====== EXCERPTED DATA

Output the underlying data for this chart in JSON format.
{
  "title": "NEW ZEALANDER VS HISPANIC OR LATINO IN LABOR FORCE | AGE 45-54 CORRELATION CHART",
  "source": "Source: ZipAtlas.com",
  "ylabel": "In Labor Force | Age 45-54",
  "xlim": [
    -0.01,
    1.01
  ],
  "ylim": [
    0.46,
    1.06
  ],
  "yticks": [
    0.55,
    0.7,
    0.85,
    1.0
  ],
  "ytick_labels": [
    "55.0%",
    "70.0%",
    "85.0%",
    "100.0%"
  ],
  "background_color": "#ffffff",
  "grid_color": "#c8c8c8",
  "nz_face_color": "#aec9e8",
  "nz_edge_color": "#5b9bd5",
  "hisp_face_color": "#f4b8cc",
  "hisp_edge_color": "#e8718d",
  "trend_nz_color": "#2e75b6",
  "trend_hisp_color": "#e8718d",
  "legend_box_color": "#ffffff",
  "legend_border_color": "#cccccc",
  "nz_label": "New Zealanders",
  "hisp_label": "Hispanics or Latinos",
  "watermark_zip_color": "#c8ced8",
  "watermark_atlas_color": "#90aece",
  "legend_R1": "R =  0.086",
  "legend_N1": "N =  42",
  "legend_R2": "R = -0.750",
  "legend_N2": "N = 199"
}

============

Retype the material in full. Each word must match.

Output the underlying data for this chart in JSON format.
{
  "title": "NEW ZEALANDER VS HISPANIC OR LATINO IN LABOR FORCE | AGE 45-54 CORRELATION CHART",
  "source": "Source: ZipAtlas.com",
  "ylabel": "In Labor Force | Age 45-54",
  "xlim": [
    -0.01,
    1.01
  ],
  "ylim": [
    0.46,
    1.06
  ],
  "yticks": [
    0.55,
    0.7,
    0.85,
    1.0
  ],
  "ytick_labels": [
    "55.0%",
    "70.0%",
    "85.0%",
    "100.0%"
  ],
  "background_color": "#ffffff",
  "grid_color": "#c8c8c8",
  "nz_face_color": "#aec9e8",
  "nz_edge_color": "#5b9bd5",
  "hisp_face_color": "#f4b8cc",
  "hisp_edge_color": "#e8718d",
  "trend_nz_color": "#2e75b6",
  "trend_hisp_color": "#e8718d",
  "legend_box_color": "#ffffff",
  "legend_border_color": "#cccccc",
  "nz_label": "New Zealanders",
  "hisp_label": "Hispanics or Latinos",
  "watermark_zip_color": "#c8ced8",
  "watermark_atlas_color": "#90aece",
  "legend_R1": "R =  0.086",
  "legend_N1": "N =  42",
  "legend_R2": "R = -0.750",
  "legend_N2": "N = 199"
}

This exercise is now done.